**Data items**
>> Begin

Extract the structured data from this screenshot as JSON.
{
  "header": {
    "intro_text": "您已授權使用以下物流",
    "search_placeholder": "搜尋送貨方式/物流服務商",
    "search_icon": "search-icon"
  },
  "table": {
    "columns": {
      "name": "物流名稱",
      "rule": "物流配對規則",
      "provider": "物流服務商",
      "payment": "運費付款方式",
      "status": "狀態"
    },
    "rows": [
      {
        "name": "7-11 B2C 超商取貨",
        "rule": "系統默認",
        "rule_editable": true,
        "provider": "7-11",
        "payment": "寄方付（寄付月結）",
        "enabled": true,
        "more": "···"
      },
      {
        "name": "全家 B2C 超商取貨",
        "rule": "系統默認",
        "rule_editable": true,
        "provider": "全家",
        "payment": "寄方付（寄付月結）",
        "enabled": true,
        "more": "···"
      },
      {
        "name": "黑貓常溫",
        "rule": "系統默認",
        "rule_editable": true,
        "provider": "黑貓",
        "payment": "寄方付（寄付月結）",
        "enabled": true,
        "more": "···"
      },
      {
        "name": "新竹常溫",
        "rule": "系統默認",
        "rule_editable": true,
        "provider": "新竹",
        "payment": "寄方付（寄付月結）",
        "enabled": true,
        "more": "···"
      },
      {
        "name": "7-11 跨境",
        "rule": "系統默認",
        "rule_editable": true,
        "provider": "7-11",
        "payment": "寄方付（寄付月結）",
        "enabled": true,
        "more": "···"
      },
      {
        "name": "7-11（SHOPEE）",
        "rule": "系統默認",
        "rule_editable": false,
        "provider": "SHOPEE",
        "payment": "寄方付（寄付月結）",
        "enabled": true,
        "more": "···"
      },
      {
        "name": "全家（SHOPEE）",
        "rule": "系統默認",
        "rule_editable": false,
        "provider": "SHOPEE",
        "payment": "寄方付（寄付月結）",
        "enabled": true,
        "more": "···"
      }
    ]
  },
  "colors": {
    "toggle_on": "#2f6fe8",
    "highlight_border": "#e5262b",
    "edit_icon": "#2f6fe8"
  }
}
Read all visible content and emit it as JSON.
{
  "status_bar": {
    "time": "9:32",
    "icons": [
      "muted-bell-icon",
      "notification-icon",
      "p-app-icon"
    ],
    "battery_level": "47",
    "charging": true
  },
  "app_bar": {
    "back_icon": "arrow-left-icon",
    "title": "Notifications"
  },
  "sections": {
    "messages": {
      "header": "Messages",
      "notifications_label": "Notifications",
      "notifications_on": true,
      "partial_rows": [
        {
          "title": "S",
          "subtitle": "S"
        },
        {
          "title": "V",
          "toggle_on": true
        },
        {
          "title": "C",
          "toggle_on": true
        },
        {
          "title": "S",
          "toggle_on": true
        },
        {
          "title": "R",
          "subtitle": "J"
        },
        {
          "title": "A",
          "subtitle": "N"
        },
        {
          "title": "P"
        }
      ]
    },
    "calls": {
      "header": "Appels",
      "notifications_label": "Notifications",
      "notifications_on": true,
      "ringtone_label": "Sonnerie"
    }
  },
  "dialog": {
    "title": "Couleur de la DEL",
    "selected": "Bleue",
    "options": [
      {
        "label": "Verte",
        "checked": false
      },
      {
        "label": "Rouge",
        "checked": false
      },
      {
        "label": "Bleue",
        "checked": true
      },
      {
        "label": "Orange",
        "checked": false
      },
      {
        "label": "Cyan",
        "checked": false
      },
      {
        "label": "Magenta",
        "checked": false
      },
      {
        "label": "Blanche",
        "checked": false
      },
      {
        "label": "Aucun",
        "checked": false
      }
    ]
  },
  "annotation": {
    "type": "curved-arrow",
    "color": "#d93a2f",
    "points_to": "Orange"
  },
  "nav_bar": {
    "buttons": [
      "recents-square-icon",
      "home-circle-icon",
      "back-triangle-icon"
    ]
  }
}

>> End

**Objective**
Gather each line in the data that holds the string "SHOPEE".

**Answer below**
        "name": "7-11（SHOPEE）",
        "provider": "SHOPEE",
        "name": "全家（SHOPEE）",
        "provider": "SHOPEE",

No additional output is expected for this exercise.